EXERCISE BRIEF: Reproduce the records below in full and without edits, omitting images.

· · · ·

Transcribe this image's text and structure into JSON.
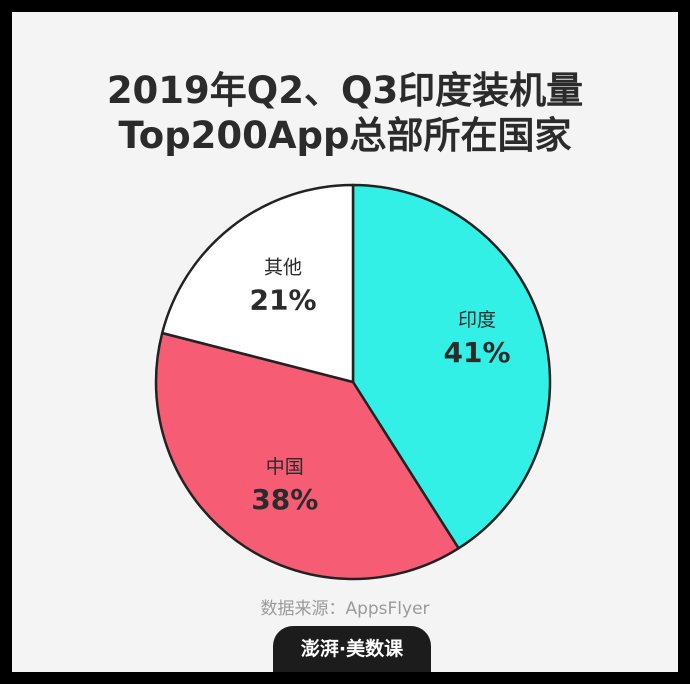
{
  "title_line1": "2019年Q2、Q3印度装机量",
  "title_line2": "Top200App总部所在国家",
  "source": "数据来源：AppsFlyer",
  "brand": "澎湃·美数课",
  "colors": {
    "background": "#f4f4f4",
    "frame": "#000000",
    "india": "#33f0e6",
    "china": "#f65c74",
    "other": "#ffffff",
    "outline": "#222222"
  },
  "chart_data": {
    "type": "pie",
    "title": "2019年Q2、Q3印度装机量 Top200App总部所在国家",
    "slices": [
      {
        "label": "印度",
        "value": 41,
        "display": "41%",
        "color": "#33f0e6"
      },
      {
        "label": "中国",
        "value": 38,
        "display": "38%",
        "color": "#f65c74"
      },
      {
        "label": "其他",
        "value": 21,
        "display": "21%",
        "color": "#ffffff"
      }
    ],
    "start_angle": "12 o'clock",
    "direction": "clockwise"
  }
}
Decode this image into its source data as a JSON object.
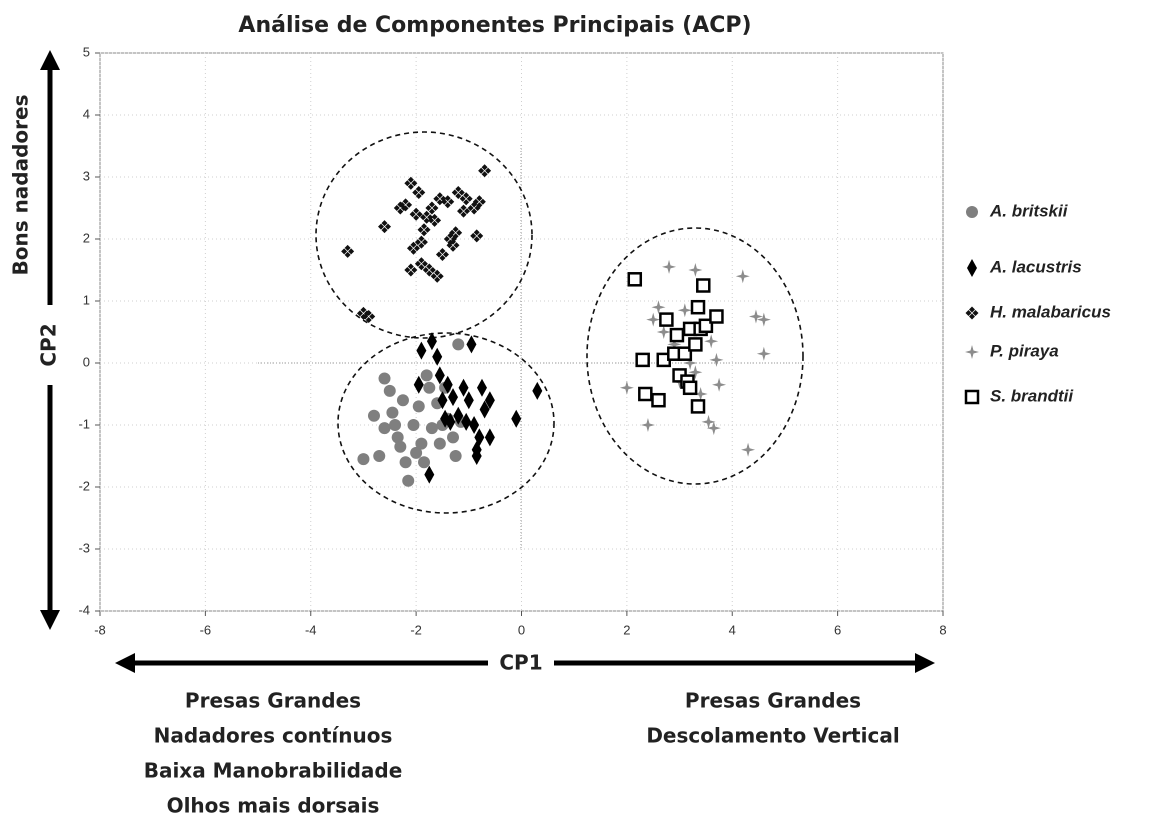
{
  "chart_data": {
    "type": "scatter",
    "title": "Análise de Componentes Principais (ACP)",
    "x_label": "CP1",
    "y_label": "CP2",
    "y_annotation": "Bons nadadores",
    "notes_left": [
      "Presas Grandes",
      "Nadadores contínuos",
      "Baixa Manobrabilidade",
      "Olhos mais dorsais"
    ],
    "notes_right": [
      "Presas Grandes",
      "Descolamento Vertical"
    ],
    "xlim": [
      -8,
      8
    ],
    "xticks": [
      -8,
      -6,
      -4,
      -2,
      0,
      2,
      4,
      6,
      8
    ],
    "ylim": [
      -4,
      5
    ],
    "yticks": [
      -4,
      -3,
      -2,
      -1,
      0,
      1,
      2,
      3,
      4,
      5
    ],
    "grid": true,
    "legend": "right",
    "series": [
      {
        "name": "A. britskii",
        "color": "#7f7f7f",
        "marker": "circle",
        "x": [
          -3.0,
          -2.8,
          -2.6,
          -2.5,
          -2.45,
          -2.4,
          -2.35,
          -2.3,
          -2.2,
          -2.15,
          -2.05,
          -1.95,
          -1.9,
          -1.85,
          -1.75,
          -1.7,
          -1.6,
          -1.55,
          -1.5,
          -1.4,
          -1.3,
          -1.25,
          -1.2,
          -1.15,
          -2.6,
          -2.7,
          -1.8,
          -2.0,
          -1.45,
          -2.25
        ],
        "values": [
          -1.55,
          -0.85,
          -0.25,
          -0.45,
          -0.8,
          -1.0,
          -1.2,
          -1.35,
          -1.6,
          -1.9,
          -1.0,
          -0.7,
          -1.3,
          -1.6,
          -0.4,
          -1.05,
          -0.65,
          -1.3,
          -1.0,
          -0.9,
          -1.2,
          -1.5,
          0.3,
          -0.95,
          -1.05,
          -1.5,
          -0.2,
          -1.45,
          -0.4,
          -0.6
        ]
      },
      {
        "name": "A. lacustris",
        "color": "#000000",
        "marker": "diamond",
        "x": [
          -1.9,
          -1.7,
          -1.6,
          -1.55,
          -1.5,
          -1.45,
          -1.4,
          -1.3,
          -1.2,
          -1.1,
          -1.0,
          -0.9,
          -0.85,
          -0.8,
          -0.75,
          -0.7,
          -0.6,
          -0.6,
          -0.1,
          0.3,
          -0.95,
          -1.75,
          -1.95,
          -1.35,
          -0.85,
          -1.05
        ],
        "values": [
          0.2,
          0.35,
          0.1,
          -0.2,
          -0.6,
          -0.9,
          -0.35,
          -0.55,
          -0.85,
          -0.4,
          -0.6,
          -1.0,
          -1.4,
          -1.2,
          -0.4,
          -0.75,
          -1.2,
          -0.6,
          -0.9,
          -0.45,
          0.3,
          -1.8,
          -0.35,
          -0.95,
          -1.5,
          -0.95
        ]
      },
      {
        "name": "H.  malabaricus",
        "color": "#111111",
        "marker": "clover",
        "x": [
          -3.3,
          -3.0,
          -2.9,
          -2.6,
          -2.3,
          -2.2,
          -2.1,
          -2.1,
          -2.0,
          -1.95,
          -1.9,
          -1.9,
          -1.85,
          -1.8,
          -1.75,
          -1.7,
          -1.65,
          -1.6,
          -1.5,
          -1.4,
          -1.35,
          -1.3,
          -1.25,
          -1.2,
          -1.1,
          -1.05,
          -0.9,
          -0.85,
          -0.8,
          -0.7,
          -2.05,
          -1.55
        ],
        "values": [
          1.8,
          0.8,
          0.75,
          2.2,
          2.5,
          2.55,
          2.9,
          1.5,
          2.4,
          2.75,
          1.95,
          1.6,
          2.15,
          2.35,
          1.5,
          2.5,
          2.3,
          1.4,
          1.75,
          2.6,
          2.0,
          1.9,
          2.1,
          2.75,
          2.45,
          2.65,
          2.5,
          2.05,
          2.6,
          3.1,
          1.85,
          2.65
        ]
      },
      {
        "name": "P. piraya",
        "color": "#8c8c8c",
        "marker": "star",
        "x": [
          2.0,
          2.4,
          2.5,
          2.7,
          2.8,
          2.9,
          3.0,
          3.1,
          3.2,
          3.3,
          3.4,
          3.5,
          3.55,
          3.6,
          3.65,
          3.7,
          3.75,
          4.2,
          4.3,
          4.45,
          4.6,
          4.6,
          3.3,
          2.6
        ],
        "values": [
          -0.4,
          -1.0,
          0.7,
          0.5,
          1.55,
          0.3,
          -0.3,
          0.85,
          0.0,
          1.5,
          -0.5,
          0.55,
          -0.95,
          0.35,
          -1.05,
          0.05,
          -0.35,
          1.4,
          -1.4,
          0.75,
          0.7,
          0.15,
          -0.15,
          0.9
        ]
      },
      {
        "name": "S. brandtii",
        "color": "#000000",
        "marker": "square",
        "x": [
          2.15,
          2.3,
          2.35,
          2.6,
          2.7,
          2.75,
          2.9,
          2.95,
          3.0,
          3.1,
          3.15,
          3.2,
          3.2,
          3.3,
          3.35,
          3.35,
          3.4,
          3.45,
          3.5,
          3.7
        ],
        "values": [
          1.35,
          0.05,
          -0.5,
          -0.6,
          0.05,
          0.7,
          0.15,
          0.45,
          -0.2,
          0.15,
          -0.3,
          -0.4,
          0.55,
          0.3,
          0.9,
          -0.7,
          0.55,
          1.25,
          0.6,
          0.75
        ]
      }
    ]
  }
}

· · · ·

SOLUTION TO THE EXERCISE:
Transcribe this image's text and structure into JSON.
{
  "title_line1": "2019年Q2、Q3印度装机量",
  "title_line2": "Top200App总部所在国家",
  "source": "数据来源：AppsFlyer",
  "brand": "澎湃·美数课",
  "colors": {
    "background": "#f4f4f4",
    "frame": "#000000",
    "india": "#33f0e6",
    "china": "#f65c74",
    "other": "#ffffff",
    "outline": "#222222"
  },
  "chart_data": {
    "type": "pie",
    "title": "2019年Q2、Q3印度装机量 Top200App总部所在国家",
    "slices": [
      {
        "label": "印度",
        "value": 41,
        "display": "41%",
        "color": "#33f0e6"
      },
      {
        "label": "中国",
        "value": 38,
        "display": "38%",
        "color": "#f65c74"
      },
      {
        "label": "其他",
        "value": 21,
        "display": "21%",
        "color": "#ffffff"
      }
    ],
    "start_angle": "12 o'clock",
    "direction": "clockwise"
  }
}
Decode this image into its source data as a JSON object.
{
  "chart_data": {
    "type": "scatter",
    "title": "Análise de Componentes Principais (ACP)",
    "x_label": "CP1",
    "y_label": "CP2",
    "y_annotation": "Bons nadadores",
    "notes_left": [
      "Presas Grandes",
      "Nadadores contínuos",
      "Baixa Manobrabilidade",
      "Olhos mais dorsais"
    ],
    "notes_right": [
      "Presas Grandes",
      "Descolamento Vertical"
    ],
    "xlim": [
      -8,
      8
    ],
    "xticks": [
      -8,
      -6,
      -4,
      -2,
      0,
      2,
      4,
      6,
      8
    ],
    "ylim": [
      -4,
      5
    ],
    "yticks": [
      -4,
      -3,
      -2,
      -1,
      0,
      1,
      2,
      3,
      4,
      5
    ],
    "grid": true,
    "legend": "right",
    "series": [
      {
        "name": "A. britskii",
        "color": "#7f7f7f",
        "marker": "circle",
        "x": [
          -3.0,
          -2.8,
          -2.6,
          -2.5,
          -2.45,
          -2.4,
          -2.35,
          -2.3,
          -2.2,
          -2.15,
          -2.05,
          -1.95,
          -1.9,
          -1.85,
          -1.75,
          -1.7,
          -1.6,
          -1.55,
          -1.5,
          -1.4,
          -1.3,
          -1.25,
          -1.2,
          -1.15,
          -2.6,
          -2.7,
          -1.8,
          -2.0,
          -1.45,
          -2.25
        ],
        "values": [
          -1.55,
          -0.85,
          -0.25,
          -0.45,
          -0.8,
          -1.0,
          -1.2,
          -1.35,
          -1.6,
          -1.9,
          -1.0,
          -0.7,
          -1.3,
          -1.6,
          -0.4,
          -1.05,
          -0.65,
          -1.3,
          -1.0,
          -0.9,
          -1.2,
          -1.5,
          0.3,
          -0.95,
          -1.05,
          -1.5,
          -0.2,
          -1.45,
          -0.4,
          -0.6
        ]
      },
      {
        "name": "A. lacustris",
        "color": "#000000",
        "marker": "diamond",
        "x": [
          -1.9,
          -1.7,
          -1.6,
          -1.55,
          -1.5,
          -1.45,
          -1.4,
          -1.3,
          -1.2,
          -1.1,
          -1.0,
          -0.9,
          -0.85,
          -0.8,
          -0.75,
          -0.7,
          -0.6,
          -0.6,
          -0.1,
          0.3,
          -0.95,
          -1.75,
          -1.95,
          -1.35,
          -0.85,
          -1.05
        ],
        "values": [
          0.2,
          0.35,
          0.1,
          -0.2,
          -0.6,
          -0.9,
          -0.35,
          -0.55,
          -0.85,
          -0.4,
          -0.6,
          -1.0,
          -1.4,
          -1.2,
          -0.4,
          -0.75,
          -1.2,
          -0.6,
          -0.9,
          -0.45,
          0.3,
          -1.8,
          -0.35,
          -0.95,
          -1.5,
          -0.95
        ]
      },
      {
        "name": "H.  malabaricus",
        "color": "#111111",
        "marker": "clover",
        "x": [
          -3.3,
          -3.0,
          -2.9,
          -2.6,
          -2.3,
          -2.2,
          -2.1,
          -2.1,
          -2.0,
          -1.95,
          -1.9,
          -1.9,
          -1.85,
          -1.8,
          -1.75,
          -1.7,
          -1.65,
          -1.6,
          -1.5,
          -1.4,
          -1.35,
          -1.3,
          -1.25,
          -1.2,
          -1.1,
          -1.05,
          -0.9,
          -0.85,
          -0.8,
          -0.7,
          -2.05,
          -1.55
        ],
        "values": [
          1.8,
          0.8,
          0.75,
          2.2,
          2.5,
          2.55,
          2.9,
          1.5,
          2.4,
          2.75,
          1.95,
          1.6,
          2.15,
          2.35,
          1.5,
          2.5,
          2.3,
          1.4,
          1.75,
          2.6,
          2.0,
          1.9,
          2.1,
          2.75,
          2.45,
          2.65,
          2.5,
          2.05,
          2.6,
          3.1,
          1.85,
          2.65
        ]
      },
      {
        "name": "P. piraya",
        "color": "#8c8c8c",
        "marker": "star",
        "x": [
          2.0,
          2.4,
          2.5,
          2.7,
          2.8,
          2.9,
          3.0,
          3.1,
          3.2,
          3.3,
          3.4,
          3.5,
          3.55,
          3.6,
          3.65,
          3.7,
          3.75,
          4.2,
          4.3,
          4.45,
          4.6,
          4.6,
          3.3,
          2.6
        ],
        "values": [
          -0.4,
          -1.0,
          0.7,
          0.5,
          1.55,
          0.3,
          -0.3,
          0.85,
          0.0,
          1.5,
          -0.5,
          0.55,
          -0.95,
          0.35,
          -1.05,
          0.05,
          -0.35,
          1.4,
          -1.4,
          0.75,
          0.7,
          0.15,
          -0.15,
          0.9
        ]
      },
      {
        "name": "S. brandtii",
        "color": "#000000",
        "marker": "square",
        "x": [
          2.15,
          2.3,
          2.35,
          2.6,
          2.7,
          2.75,
          2.9,
          2.95,
          3.0,
          3.1,
          3.15,
          3.2,
          3.2,
          3.3,
          3.35,
          3.35,
          3.4,
          3.45,
          3.5,
          3.7
        ],
        "values": [
          1.35,
          0.05,
          -0.5,
          -0.6,
          0.05,
          0.7,
          0.15,
          0.45,
          -0.2,
          0.15,
          -0.3,
          -0.4,
          0.55,
          0.3,
          0.9,
          -0.7,
          0.55,
          1.25,
          0.6,
          0.75
        ]
      }
    ]
  }
}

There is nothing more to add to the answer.